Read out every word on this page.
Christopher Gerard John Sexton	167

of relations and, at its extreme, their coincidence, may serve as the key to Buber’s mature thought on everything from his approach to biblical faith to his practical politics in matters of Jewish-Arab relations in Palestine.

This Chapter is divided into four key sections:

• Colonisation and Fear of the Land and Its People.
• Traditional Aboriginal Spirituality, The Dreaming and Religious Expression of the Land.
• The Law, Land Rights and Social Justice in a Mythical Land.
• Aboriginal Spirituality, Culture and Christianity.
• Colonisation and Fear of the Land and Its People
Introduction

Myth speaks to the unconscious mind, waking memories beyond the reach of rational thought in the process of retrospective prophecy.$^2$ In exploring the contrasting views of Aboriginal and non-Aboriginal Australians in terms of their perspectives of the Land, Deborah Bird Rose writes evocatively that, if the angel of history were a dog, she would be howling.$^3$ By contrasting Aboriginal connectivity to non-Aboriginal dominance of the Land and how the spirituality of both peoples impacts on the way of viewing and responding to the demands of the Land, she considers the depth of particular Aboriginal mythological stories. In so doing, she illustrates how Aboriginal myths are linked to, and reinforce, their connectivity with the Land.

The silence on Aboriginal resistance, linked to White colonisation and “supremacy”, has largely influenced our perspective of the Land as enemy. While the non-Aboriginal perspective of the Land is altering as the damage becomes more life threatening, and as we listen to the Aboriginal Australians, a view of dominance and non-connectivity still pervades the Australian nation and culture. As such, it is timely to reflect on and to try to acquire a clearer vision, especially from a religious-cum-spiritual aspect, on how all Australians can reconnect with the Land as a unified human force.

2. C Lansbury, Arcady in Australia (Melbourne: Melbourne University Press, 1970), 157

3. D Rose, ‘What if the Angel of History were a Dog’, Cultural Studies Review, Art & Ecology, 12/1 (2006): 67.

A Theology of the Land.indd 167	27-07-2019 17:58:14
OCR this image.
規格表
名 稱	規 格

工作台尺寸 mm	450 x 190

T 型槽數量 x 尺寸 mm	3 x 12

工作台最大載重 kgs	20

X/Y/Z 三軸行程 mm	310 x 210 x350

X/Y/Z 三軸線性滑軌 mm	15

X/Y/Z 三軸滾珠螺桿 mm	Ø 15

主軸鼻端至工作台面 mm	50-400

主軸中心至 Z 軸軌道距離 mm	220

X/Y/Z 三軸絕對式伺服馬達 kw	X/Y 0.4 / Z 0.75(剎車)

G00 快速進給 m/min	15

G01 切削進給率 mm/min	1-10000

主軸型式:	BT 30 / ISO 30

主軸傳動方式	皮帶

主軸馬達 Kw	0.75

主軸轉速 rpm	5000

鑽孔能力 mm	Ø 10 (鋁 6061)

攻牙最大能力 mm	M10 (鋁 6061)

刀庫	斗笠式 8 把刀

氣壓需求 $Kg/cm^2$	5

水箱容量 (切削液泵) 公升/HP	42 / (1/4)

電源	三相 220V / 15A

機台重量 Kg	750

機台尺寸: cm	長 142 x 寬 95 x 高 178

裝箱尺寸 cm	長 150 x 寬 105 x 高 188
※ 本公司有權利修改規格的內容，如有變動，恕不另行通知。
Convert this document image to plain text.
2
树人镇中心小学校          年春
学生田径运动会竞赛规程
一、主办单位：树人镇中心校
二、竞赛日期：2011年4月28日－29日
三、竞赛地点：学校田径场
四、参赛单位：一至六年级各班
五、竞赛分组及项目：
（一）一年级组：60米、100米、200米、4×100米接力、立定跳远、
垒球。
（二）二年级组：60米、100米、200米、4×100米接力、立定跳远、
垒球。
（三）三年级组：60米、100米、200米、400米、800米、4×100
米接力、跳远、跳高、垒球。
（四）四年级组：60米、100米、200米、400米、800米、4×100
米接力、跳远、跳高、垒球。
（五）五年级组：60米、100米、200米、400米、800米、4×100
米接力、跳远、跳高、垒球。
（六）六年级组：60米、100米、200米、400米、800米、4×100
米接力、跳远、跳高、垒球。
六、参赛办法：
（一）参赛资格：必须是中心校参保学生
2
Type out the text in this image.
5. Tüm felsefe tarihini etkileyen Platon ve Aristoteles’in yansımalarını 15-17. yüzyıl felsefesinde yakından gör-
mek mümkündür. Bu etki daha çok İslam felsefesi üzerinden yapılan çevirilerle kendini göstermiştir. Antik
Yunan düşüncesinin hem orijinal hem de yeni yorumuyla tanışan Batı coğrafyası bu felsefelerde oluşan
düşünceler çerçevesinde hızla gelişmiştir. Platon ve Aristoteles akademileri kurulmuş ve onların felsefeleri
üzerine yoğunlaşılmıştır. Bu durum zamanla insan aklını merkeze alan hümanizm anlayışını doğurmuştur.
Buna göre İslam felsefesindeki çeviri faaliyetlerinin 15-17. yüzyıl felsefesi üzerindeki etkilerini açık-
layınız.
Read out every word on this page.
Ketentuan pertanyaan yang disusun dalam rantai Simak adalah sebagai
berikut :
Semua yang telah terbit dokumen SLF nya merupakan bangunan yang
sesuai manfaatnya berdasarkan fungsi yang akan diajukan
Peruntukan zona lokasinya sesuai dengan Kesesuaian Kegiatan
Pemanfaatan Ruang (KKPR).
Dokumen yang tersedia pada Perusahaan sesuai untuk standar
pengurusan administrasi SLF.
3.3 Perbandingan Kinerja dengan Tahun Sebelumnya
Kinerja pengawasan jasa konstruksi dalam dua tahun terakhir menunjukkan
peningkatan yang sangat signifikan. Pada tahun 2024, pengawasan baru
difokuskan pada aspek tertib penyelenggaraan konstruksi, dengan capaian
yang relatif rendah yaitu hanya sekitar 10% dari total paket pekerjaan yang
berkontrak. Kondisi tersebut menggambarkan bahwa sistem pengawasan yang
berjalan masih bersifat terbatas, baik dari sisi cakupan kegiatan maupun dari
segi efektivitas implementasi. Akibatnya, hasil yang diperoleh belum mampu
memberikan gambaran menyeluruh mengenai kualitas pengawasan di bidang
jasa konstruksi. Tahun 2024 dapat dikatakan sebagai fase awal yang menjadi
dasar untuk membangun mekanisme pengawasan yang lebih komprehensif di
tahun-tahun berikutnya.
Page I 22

## Your objective
Every record above must be duplicated exactly.

## Exercise response
Read out every word on this page.
Christopher Gerard John Sexton	167

of relations and, at its extreme, their coincidence, may serve as the key to Buber’s mature thought on everything from his approach to biblical faith to his practical politics in matters of Jewish-Arab relations in Palestine.

This Chapter is divided into four key sections:

• Colonisation and Fear of the Land and Its People.
• Traditional Aboriginal Spirituality, The Dreaming and Religious Expression of the Land.
• The Law, Land Rights and Social Justice in a Mythical Land.
• Aboriginal Spirituality, Culture and Christianity.
• Colonisation and Fear of the Land and Its People
Introduction

Myth speaks to the unconscious mind, waking memories beyond the reach of rational thought in the process of retrospective prophecy.$^2$ In exploring the contrasting views of Aboriginal and non-Aboriginal Australians in terms of their perspectives of the Land, Deborah Bird Rose writes evocatively that, if the angel of history were a dog, she would be howling.$^3$ By contrasting Aboriginal connectivity to non-Aboriginal dominance of the Land and how the spirituality of both peoples impacts on the way of viewing and responding to the demands of the Land, she considers the depth of particular Aboriginal mythological stories. In so doing, she illustrates how Aboriginal myths are linked to, and reinforce, their connectivity with the Land.

The silence on Aboriginal resistance, linked to White colonisation and “supremacy”, has largely influenced our perspective of the Land as enemy. While the non-Aboriginal perspective of the Land is altering as the damage becomes more life threatening, and as we listen to the Aboriginal Australians, a view of dominance and non-connectivity still pervades the Australian nation and culture. As such, it is timely to reflect on and to try to acquire a clearer vision, especially from a religious-cum-spiritual aspect, on how all Australians can reconnect with the Land as a unified human force.

2. C Lansbury, Arcady in Australia (Melbourne: Melbourne University Press, 1970), 157

3. D Rose, ‘What if the Angel of History were a Dog’, Cultural Studies Review, Art & Ecology, 12/1 (2006): 67.

A Theology of the Land.indd 167	27-07-2019 17:58:14
OCR this image.
規格表
名 稱	規 格

工作台尺寸 mm	450 x 190

T 型槽數量 x 尺寸 mm	3 x 12

工作台最大載重 kgs	20

X/Y/Z 三軸行程 mm	310 x 210 x350

X/Y/Z 三軸線性滑軌 mm	15

X/Y/Z 三軸滾珠螺桿 mm	Ø 15

主軸鼻端至工作台面 mm	50-400

主軸中心至 Z 軸軌道距離 mm	220

X/Y/Z 三軸絕對式伺服馬達 kw	X/Y 0.4 / Z 0.75(剎車)

G00 快速進給 m/min	15

G01 切削進給率 mm/min	1-10000

主軸型式:	BT 30 / ISO 30

主軸傳動方式	皮帶

主軸馬達 Kw	0.75

主軸轉速 rpm	5000

鑽孔能力 mm	Ø 10 (鋁 6061)

攻牙最大能力 mm	M10 (鋁 6061)

刀庫	斗笠式 8 把刀

氣壓需求 $Kg/cm^2$	5

水箱容量 (切削液泵) 公升/HP	42 / (1/4)

電源	三相 220V / 15A

機台重量 Kg	750

機台尺寸: cm	長 142 x 寬 95 x 高 178

裝箱尺寸 cm	長 150 x 寬 105 x 高 188
※ 本公司有權利修改規格的內容，如有變動，恕不另行通知。
Convert this document image to plain text.
2
树人镇中心小学校          年春
学生田径运动会竞赛规程
一、主办单位：树人镇中心校
二、竞赛日期：2011年4月28日－29日
三、竞赛地点：学校田径场
四、参赛单位：一至六年级各班
五、竞赛分组及项目：
（一）一年级组：60米、100米、200米、4×100米接力、立定跳远、
垒球。
（二）二年级组：60米、100米、200米、4×100米接力、立定跳远、
垒球。
（三）三年级组：60米、100米、200米、400米、800米、4×100
米接力、跳远、跳高、垒球。
（四）四年级组：60米、100米、200米、400米、800米、4×100
米接力、跳远、跳高、垒球。
（五）五年级组：60米、100米、200米、400米、800米、4×100
米接力、跳远、跳高、垒球。
（六）六年级组：60米、100米、200米、400米、800米、4×100
米接力、跳远、跳高、垒球。
六、参赛办法：
（一）参赛资格：必须是中心校参保学生
2
Type out the text in this image.
5. Tüm felsefe tarihini etkileyen Platon ve Aristoteles’in yansımalarını 15-17. yüzyıl felsefesinde yakından gör-
mek mümkündür. Bu etki daha çok İslam felsefesi üzerinden yapılan çevirilerle kendini göstermiştir. Antik
Yunan düşüncesinin hem orijinal hem de yeni yorumuyla tanışan Batı coğrafyası bu felsefelerde oluşan
düşünceler çerçevesinde hızla gelişmiştir. Platon ve Aristoteles akademileri kurulmuş ve onların felsefeleri
üzerine yoğunlaşılmıştır. Bu durum zamanla insan aklını merkeze alan hümanizm anlayışını doğurmuştur.
Buna göre İslam felsefesindeki çeviri faaliyetlerinin 15-17. yüzyıl felsefesi üzerindeki etkilerini açık-
layınız.
Read out every word on this page.
Ketentuan pertanyaan yang disusun dalam rantai Simak adalah sebagai
berikut :
Semua yang telah terbit dokumen SLF nya merupakan bangunan yang
sesuai manfaatnya berdasarkan fungsi yang akan diajukan
Peruntukan zona lokasinya sesuai dengan Kesesuaian Kegiatan
Pemanfaatan Ruang (KKPR).
Dokumen yang tersedia pada Perusahaan sesuai untuk standar
pengurusan administrasi SLF.
3.3 Perbandingan Kinerja dengan Tahun Sebelumnya
Kinerja pengawasan jasa konstruksi dalam dua tahun terakhir menunjukkan
peningkatan yang sangat signifikan. Pada tahun 2024, pengawasan baru
difokuskan pada aspek tertib penyelenggaraan konstruksi, dengan capaian
yang relatif rendah yaitu hanya sekitar 10% dari total paket pekerjaan yang
berkontrak. Kondisi tersebut menggambarkan bahwa sistem pengawasan yang
berjalan masih bersifat terbatas, baik dari sisi cakupan kegiatan maupun dari
segi efektivitas implementasi. Akibatnya, hasil yang diperoleh belum mampu
memberikan gambaran menyeluruh mengenai kualitas pengawasan di bidang
jasa konstruksi. Tahun 2024 dapat dikatakan sebagai fase awal yang menjadi
dasar untuk membangun mekanisme pengawasan yang lebih komprehensif di
tahun-tahun berikutnya.
Page I 22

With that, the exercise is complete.